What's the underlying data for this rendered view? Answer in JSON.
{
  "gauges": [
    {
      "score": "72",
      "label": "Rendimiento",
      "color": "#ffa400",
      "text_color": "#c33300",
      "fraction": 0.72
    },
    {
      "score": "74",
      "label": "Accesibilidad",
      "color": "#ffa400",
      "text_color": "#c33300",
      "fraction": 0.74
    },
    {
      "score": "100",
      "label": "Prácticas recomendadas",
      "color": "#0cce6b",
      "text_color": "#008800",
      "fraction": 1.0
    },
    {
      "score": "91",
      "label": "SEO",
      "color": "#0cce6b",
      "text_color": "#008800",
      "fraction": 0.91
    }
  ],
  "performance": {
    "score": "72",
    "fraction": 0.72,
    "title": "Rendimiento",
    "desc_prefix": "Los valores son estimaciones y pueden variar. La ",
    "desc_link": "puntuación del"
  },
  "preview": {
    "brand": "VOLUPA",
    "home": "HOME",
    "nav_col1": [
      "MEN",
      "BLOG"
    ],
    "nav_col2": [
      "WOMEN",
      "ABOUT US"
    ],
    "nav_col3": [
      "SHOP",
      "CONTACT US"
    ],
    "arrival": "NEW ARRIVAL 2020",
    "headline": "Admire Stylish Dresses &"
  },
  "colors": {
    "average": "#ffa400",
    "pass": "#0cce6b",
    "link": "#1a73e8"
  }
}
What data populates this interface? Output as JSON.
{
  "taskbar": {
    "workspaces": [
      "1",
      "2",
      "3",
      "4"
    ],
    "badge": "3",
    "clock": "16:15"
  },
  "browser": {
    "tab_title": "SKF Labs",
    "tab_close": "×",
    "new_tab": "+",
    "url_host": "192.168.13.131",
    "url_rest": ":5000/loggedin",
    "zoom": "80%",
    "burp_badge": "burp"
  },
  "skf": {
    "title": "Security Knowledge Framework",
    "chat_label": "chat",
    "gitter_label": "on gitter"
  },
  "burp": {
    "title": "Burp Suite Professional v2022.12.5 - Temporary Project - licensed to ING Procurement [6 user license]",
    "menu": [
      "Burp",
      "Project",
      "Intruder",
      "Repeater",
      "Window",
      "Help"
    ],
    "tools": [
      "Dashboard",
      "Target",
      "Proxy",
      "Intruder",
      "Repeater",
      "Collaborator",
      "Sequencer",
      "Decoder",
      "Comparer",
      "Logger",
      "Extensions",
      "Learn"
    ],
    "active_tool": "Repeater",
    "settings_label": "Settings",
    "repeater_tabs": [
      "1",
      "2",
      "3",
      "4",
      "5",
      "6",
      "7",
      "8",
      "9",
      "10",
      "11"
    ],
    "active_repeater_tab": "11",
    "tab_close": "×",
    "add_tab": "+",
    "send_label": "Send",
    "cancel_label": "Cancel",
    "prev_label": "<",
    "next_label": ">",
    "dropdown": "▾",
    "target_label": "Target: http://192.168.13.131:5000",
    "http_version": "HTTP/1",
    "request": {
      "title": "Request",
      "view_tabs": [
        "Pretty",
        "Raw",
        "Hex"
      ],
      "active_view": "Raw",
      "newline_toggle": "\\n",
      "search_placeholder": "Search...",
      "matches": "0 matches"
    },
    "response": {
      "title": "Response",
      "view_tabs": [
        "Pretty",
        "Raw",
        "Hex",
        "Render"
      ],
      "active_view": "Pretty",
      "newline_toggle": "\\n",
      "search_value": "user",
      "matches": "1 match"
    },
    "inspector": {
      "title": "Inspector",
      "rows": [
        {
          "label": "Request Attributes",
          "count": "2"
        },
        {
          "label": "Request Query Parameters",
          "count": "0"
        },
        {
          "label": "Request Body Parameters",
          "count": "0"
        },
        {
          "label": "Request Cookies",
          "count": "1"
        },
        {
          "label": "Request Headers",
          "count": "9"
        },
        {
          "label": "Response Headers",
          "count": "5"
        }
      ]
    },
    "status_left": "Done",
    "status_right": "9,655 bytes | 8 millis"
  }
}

= = = = =

_PROBLEM DETAILS_. Return the material in full, exactly as shown.

_CORRECT RESULT_.
What's the underlying data for this rendered view? Answer in JSON.
{
  "gauges": [
    {
      "score": "72",
      "label": "Rendimiento",
      "color": "#ffa400",
      "text_color": "#c33300",
      "fraction": 0.72
    },
    {
      "score": "74",
      "label": "Accesibilidad",
      "color": "#ffa400",
      "text_color": "#c33300",
      "fraction": 0.74
    },
    {
      "score": "100",
      "label": "Prácticas recomendadas",
      "color": "#0cce6b",
      "text_color": "#008800",
      "fraction": 1.0
    },
    {
      "score": "91",
      "label": "SEO",
      "color": "#0cce6b",
      "text_color": "#008800",
      "fraction": 0.91
    }
  ],
  "performance": {
    "score": "72",
    "fraction": 0.72,
    "title": "Rendimiento",
    "desc_prefix": "Los valores son estimaciones y pueden variar. La ",
    "desc_link": "puntuación del"
  },
  "preview": {
    "brand": "VOLUPA",
    "home": "HOME",
    "nav_col1": [
      "MEN",
      "BLOG"
    ],
    "nav_col2": [
      "WOMEN",
      "ABOUT US"
    ],
    "nav_col3": [
      "SHOP",
      "CONTACT US"
    ],
    "arrival": "NEW ARRIVAL 2020",
    "headline": "Admire Stylish Dresses &"
  },
  "colors": {
    "average": "#ffa400",
    "pass": "#0cce6b",
    "link": "#1a73e8"
  }
}
What data populates this interface? Output as JSON.
{
  "taskbar": {
    "workspaces": [
      "1",
      "2",
      "3",
      "4"
    ],
    "badge": "3",
    "clock": "16:15"
  },
  "browser": {
    "tab_title": "SKF Labs",
    "tab_close": "×",
    "new_tab": "+",
    "url_host": "192.168.13.131",
    "url_rest": ":5000/loggedin",
    "zoom": "80%",
    "burp_badge": "burp"
  },
  "skf": {
    "title": "Security Knowledge Framework",
    "chat_label": "chat",
    "gitter_label": "on gitter"
  },
  "burp": {
    "title": "Burp Suite Professional v2022.12.5 - Temporary Project - licensed to ING Procurement [6 user license]",
    "menu": [
      "Burp",
      "Project",
      "Intruder",
      "Repeater",
      "Window",
      "Help"
    ],
    "tools": [
      "Dashboard",
      "Target",
      "Proxy",
      "Intruder",
      "Repeater",
      "Collaborator",
      "Sequencer",
      "Decoder",
      "Comparer",
      "Logger",
      "Extensions",
      "Learn"
    ],
    "active_tool": "Repeater",
    "settings_label": "Settings",
    "repeater_tabs": [
      "1",
      "2",
      "3",
      "4",
      "5",
      "6",
      "7",
      "8",
      "9",
      "10",
      "11"
    ],
    "active_repeater_tab": "11",
    "tab_close": "×",
    "add_tab": "+",
    "send_label": "Send",
    "cancel_label": "Cancel",
    "prev_label": "<",
    "next_label": ">",
    "dropdown": "▾",
    "target_label": "Target: http://192.168.13.131:5000",
    "http_version": "HTTP/1",
    "request": {
      "title": "Request",
      "view_tabs": [
        "Pretty",
        "Raw",
        "Hex"
      ],
      "active_view": "Raw",
      "newline_toggle": "\\n",
      "search_placeholder": "Search...",
      "matches": "0 matches"
    },
    "response": {
      "title": "Response",
      "view_tabs": [
        "Pretty",
        "Raw",
        "Hex",
        "Render"
      ],
      "active_view": "Pretty",
      "newline_toggle": "\\n",
      "search_value": "user",
      "matches": "1 match"
    },
    "inspector": {
      "title": "Inspector",
      "rows": [
        {
          "label": "Request Attributes",
          "count": "2"
        },
        {
          "label": "Request Query Parameters",
          "count": "0"
        },
        {
          "label": "Request Body Parameters",
          "count": "0"
        },
        {
          "label": "Request Cookies",
          "count": "1"
        },
        {
          "label": "Request Headers",
          "count": "9"
        },
        {
          "label": "Response Headers",
          "count": "5"
        }
      ]
    },
    "status_left": "Done",
    "status_right": "9,655 bytes | 8 millis"
  }
}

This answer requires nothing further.